- **The request**
Do not carry the pictures over; copy every other part of the entries exactly.

- **Data extract**
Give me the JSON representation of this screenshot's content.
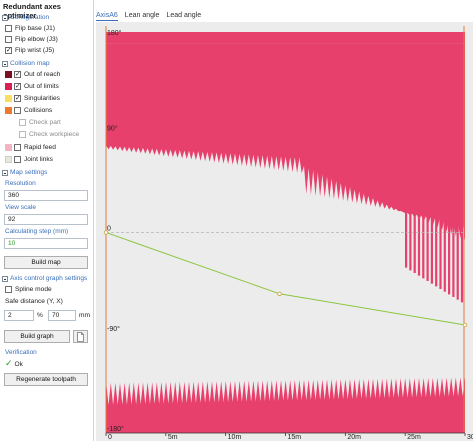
{
  "app": {
    "title": "Redundant axes optimizer"
  },
  "configuration": {
    "header": "Configuration",
    "items": [
      {
        "label": "Flip base (J1)",
        "checked": false
      },
      {
        "label": "Flip elbow (J3)",
        "checked": false
      },
      {
        "label": "Flip wrist (J5)",
        "checked": true
      }
    ]
  },
  "collision_map": {
    "header": "Collision map",
    "items": [
      {
        "label": "Out of reach",
        "checked": true,
        "color": "#7a0f24"
      },
      {
        "label": "Out of limits",
        "checked": true,
        "color": "#d91f54"
      },
      {
        "label": "Singularities",
        "checked": true,
        "color": "#f5e060"
      },
      {
        "label": "Collisions",
        "checked": false,
        "color": "#ef7a2e"
      }
    ],
    "sub_items": [
      {
        "label": "Check part",
        "checked": false
      },
      {
        "label": "Check workpiece",
        "checked": false
      }
    ],
    "extra_items": [
      {
        "label": "Rapid feed",
        "checked": false,
        "color": "#f2b3c4"
      },
      {
        "label": "Joint links",
        "checked": false,
        "color": "#e8e8e0"
      }
    ]
  },
  "map_settings": {
    "header": "Map settings",
    "resolution_label": "Resolution",
    "resolution_value": "360",
    "view_scale_label": "View scale",
    "view_scale_value": "92",
    "calc_step_label": "Calculating step (mm)",
    "calc_step_value": "10",
    "build_map_label": "Build map"
  },
  "axis_control": {
    "header": "Axis control graph settings",
    "spline_label": "Spline mode",
    "spline_checked": false,
    "safe_distance_label": "Safe distance (Y, X)",
    "safe_y_value": "2",
    "safe_y_unit": "%",
    "safe_x_value": "70",
    "safe_x_unit": "mm",
    "build_graph_label": "Build graph"
  },
  "verification": {
    "label": "Verification",
    "status": "Ok",
    "status_color": "#2e9b2e",
    "regenerate_label": "Regenerate toolpath"
  },
  "tabs": [
    {
      "label": "AxisA6",
      "active": true
    },
    {
      "label": "Lean angle",
      "active": false
    },
    {
      "label": "Lead angle",
      "active": false
    }
  ],
  "chart_data": {
    "type": "line",
    "y_ticks": [
      "180°",
      "90°",
      "0",
      "-90°",
      "-180°"
    ],
    "x_ticks": [
      "0",
      "5m",
      "10m",
      "15m",
      "20m",
      "25m",
      "30m"
    ],
    "ylim": [
      -180,
      180
    ],
    "xlim": [
      0,
      30
    ],
    "series": [
      {
        "points": [
          [
            0,
            0
          ],
          [
            14.5,
            -55
          ],
          [
            30,
            -83
          ]
        ],
        "color": "#8cc63f"
      }
    ],
    "colors": {
      "background": "#ececec",
      "limits": "#e8406c",
      "out_of_reach": "#7a0f24",
      "zero_line": "#b5b5b5",
      "axis_line": "#e07a3c"
    }
  }
}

- **Task result**
Give me the JSON representation of this screenshot's content.
{
  "app": {
    "title": "Redundant axes optimizer"
  },
  "configuration": {
    "header": "Configuration",
    "items": [
      {
        "label": "Flip base (J1)",
        "checked": false
      },
      {
        "label": "Flip elbow (J3)",
        "checked": false
      },
      {
        "label": "Flip wrist (J5)",
        "checked": true
      }
    ]
  },
  "collision_map": {
    "header": "Collision map",
    "items": [
      {
        "label": "Out of reach",
        "checked": true,
        "color": "#7a0f24"
      },
      {
        "label": "Out of limits",
        "checked": true,
        "color": "#d91f54"
      },
      {
        "label": "Singularities",
        "checked": true,
        "color": "#f5e060"
      },
      {
        "label": "Collisions",
        "checked": false,
        "color": "#ef7a2e"
      }
    ],
    "sub_items": [
      {
        "label": "Check part",
        "checked": false
      },
      {
        "label": "Check workpiece",
        "checked": false
      }
    ],
    "extra_items": [
      {
        "label": "Rapid feed",
        "checked": false,
        "color": "#f2b3c4"
      },
      {
        "label": "Joint links",
        "checked": false,
        "color": "#e8e8e0"
      }
    ]
  },
  "map_settings": {
    "header": "Map settings",
    "resolution_label": "Resolution",
    "resolution_value": "360",
    "view_scale_label": "View scale",
    "view_scale_value": "92",
    "calc_step_label": "Calculating step (mm)",
    "calc_step_value": "10",
    "build_map_label": "Build map"
  },
  "axis_control": {
    "header": "Axis control graph settings",
    "spline_label": "Spline mode",
    "spline_checked": false,
    "safe_distance_label": "Safe distance (Y, X)",
    "safe_y_value": "2",
    "safe_y_unit": "%",
    "safe_x_value": "70",
    "safe_x_unit": "mm",
    "build_graph_label": "Build graph"
  },
  "verification": {
    "label": "Verification",
    "status": "Ok",
    "status_color": "#2e9b2e",
    "regenerate_label": "Regenerate toolpath"
  },
  "tabs": [
    {
      "label": "AxisA6",
      "active": true
    },
    {
      "label": "Lean angle",
      "active": false
    },
    {
      "label": "Lead angle",
      "active": false
    }
  ],
  "chart_data": {
    "type": "line",
    "y_ticks": [
      "180°",
      "90°",
      "0",
      "-90°",
      "-180°"
    ],
    "x_ticks": [
      "0",
      "5m",
      "10m",
      "15m",
      "20m",
      "25m",
      "30m"
    ],
    "ylim": [
      -180,
      180
    ],
    "xlim": [
      0,
      30
    ],
    "series": [
      {
        "points": [
          [
            0,
            0
          ],
          [
            14.5,
            -55
          ],
          [
            30,
            -83
          ]
        ],
        "color": "#8cc63f"
      }
    ],
    "colors": {
      "background": "#ececec",
      "limits": "#e8406c",
      "out_of_reach": "#7a0f24",
      "zero_line": "#b5b5b5",
      "axis_line": "#e07a3c"
    }
  }
}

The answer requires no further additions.